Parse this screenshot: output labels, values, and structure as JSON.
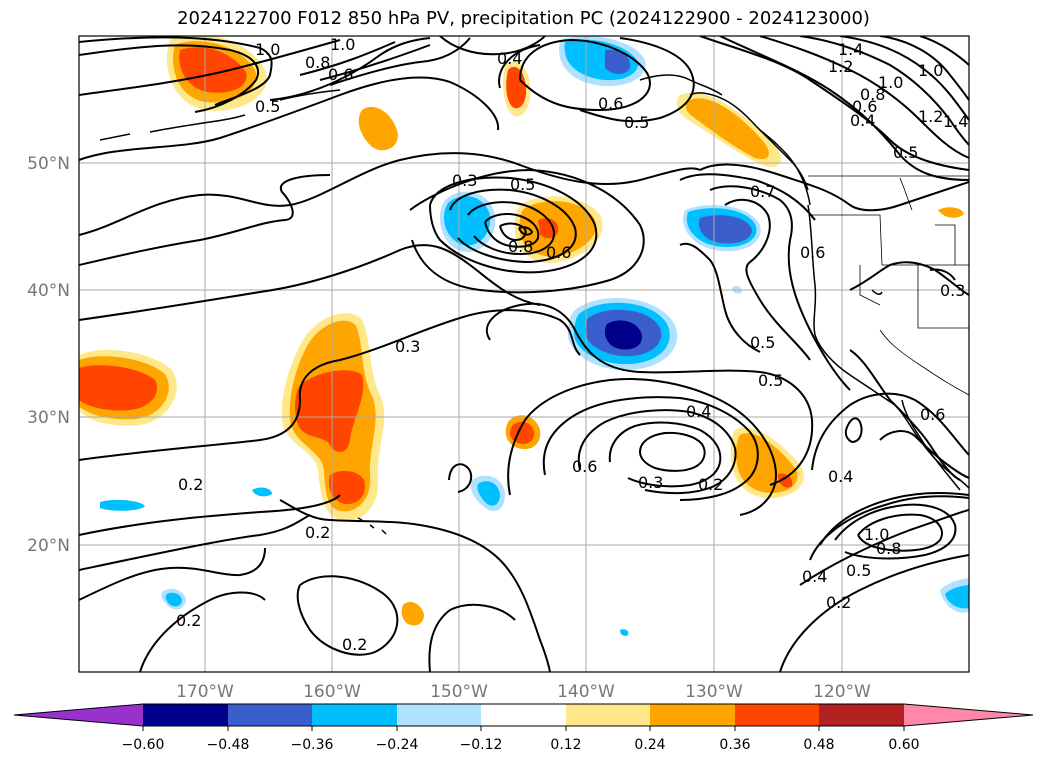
{
  "title": "2024122700 F012 850 hPa PV, precipitation PC (2024122900 - 2024123000)",
  "map": {
    "lat_ticks": [
      "50°N",
      "40°N",
      "30°N",
      "20°N"
    ],
    "lon_ticks": [
      "170°W",
      "160°W",
      "150°W",
      "140°W",
      "130°W",
      "120°W"
    ],
    "grid": true,
    "contour_color": "#000000"
  },
  "contour_labels": [
    {
      "text": "1.0"
    },
    {
      "text": "1.0"
    },
    {
      "text": "0.8"
    },
    {
      "text": "0.6"
    },
    {
      "text": "0.5"
    },
    {
      "text": "0.4"
    },
    {
      "text": "0.6"
    },
    {
      "text": "0.5"
    },
    {
      "text": "1.4"
    },
    {
      "text": "1.2"
    },
    {
      "text": "1.0"
    },
    {
      "text": "1.0"
    },
    {
      "text": "0.8"
    },
    {
      "text": "0.6"
    },
    {
      "text": "0.4"
    },
    {
      "text": "0.5"
    },
    {
      "text": "1.2"
    },
    {
      "text": "1.4"
    },
    {
      "text": "0.3"
    },
    {
      "text": "0.5"
    },
    {
      "text": "0.8"
    },
    {
      "text": "0.6"
    },
    {
      "text": "0.7"
    },
    {
      "text": "0.6"
    },
    {
      "text": "0.3"
    },
    {
      "text": "0.3"
    },
    {
      "text": "0.5"
    },
    {
      "text": "0.5"
    },
    {
      "text": "0.4"
    },
    {
      "text": "0.6"
    },
    {
      "text": "0.3"
    },
    {
      "text": "0.2"
    },
    {
      "text": "0.2"
    },
    {
      "text": "0.2"
    },
    {
      "text": "0.4"
    },
    {
      "text": "1.0"
    },
    {
      "text": "0.8"
    },
    {
      "text": "0.5"
    },
    {
      "text": "0.4"
    },
    {
      "text": "0.2"
    },
    {
      "text": "0.2"
    },
    {
      "text": "0.2"
    },
    {
      "text": "0.6"
    }
  ],
  "colorbar": {
    "ticks": [
      "−0.60",
      "−0.48",
      "−0.36",
      "−0.24",
      "−0.12",
      "0.12",
      "0.24",
      "0.36",
      "0.48",
      "0.60"
    ],
    "colors": [
      "#9932cc",
      "#00008b",
      "#3a5fcd",
      "#00bfff",
      "#b0e2ff",
      "#ffffff",
      "#ffe88a",
      "#ffa500",
      "#ff4500",
      "#b22222",
      "#ff88aa"
    ]
  }
}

What is required — Leave out all pictures, then copy the remaining material exactly.

Answer below —
Parse this screenshot: output labels, values, and structure as JSON.
{
  "title": "2024122700 F012 850 hPa PV, precipitation PC (2024122900 - 2024123000)",
  "map": {
    "lat_ticks": [
      "50°N",
      "40°N",
      "30°N",
      "20°N"
    ],
    "lon_ticks": [
      "170°W",
      "160°W",
      "150°W",
      "140°W",
      "130°W",
      "120°W"
    ],
    "grid": true,
    "contour_color": "#000000"
  },
  "contour_labels": [
    {
      "text": "1.0"
    },
    {
      "text": "1.0"
    },
    {
      "text": "0.8"
    },
    {
      "text": "0.6"
    },
    {
      "text": "0.5"
    },
    {
      "text": "0.4"
    },
    {
      "text": "0.6"
    },
    {
      "text": "0.5"
    },
    {
      "text": "1.4"
    },
    {
      "text": "1.2"
    },
    {
      "text": "1.0"
    },
    {
      "text": "1.0"
    },
    {
      "text": "0.8"
    },
    {
      "text": "0.6"
    },
    {
      "text": "0.4"
    },
    {
      "text": "0.5"
    },
    {
      "text": "1.2"
    },
    {
      "text": "1.4"
    },
    {
      "text": "0.3"
    },
    {
      "text": "0.5"
    },
    {
      "text": "0.8"
    },
    {
      "text": "0.6"
    },
    {
      "text": "0.7"
    },
    {
      "text": "0.6"
    },
    {
      "text": "0.3"
    },
    {
      "text": "0.3"
    },
    {
      "text": "0.5"
    },
    {
      "text": "0.5"
    },
    {
      "text": "0.4"
    },
    {
      "text": "0.6"
    },
    {
      "text": "0.3"
    },
    {
      "text": "0.2"
    },
    {
      "text": "0.2"
    },
    {
      "text": "0.2"
    },
    {
      "text": "0.4"
    },
    {
      "text": "1.0"
    },
    {
      "text": "0.8"
    },
    {
      "text": "0.5"
    },
    {
      "text": "0.4"
    },
    {
      "text": "0.2"
    },
    {
      "text": "0.2"
    },
    {
      "text": "0.2"
    },
    {
      "text": "0.6"
    }
  ],
  "colorbar": {
    "ticks": [
      "−0.60",
      "−0.48",
      "−0.36",
      "−0.24",
      "−0.12",
      "0.12",
      "0.24",
      "0.36",
      "0.48",
      "0.60"
    ],
    "colors": [
      "#9932cc",
      "#00008b",
      "#3a5fcd",
      "#00bfff",
      "#b0e2ff",
      "#ffffff",
      "#ffe88a",
      "#ffa500",
      "#ff4500",
      "#b22222",
      "#ff88aa"
    ]
  }
}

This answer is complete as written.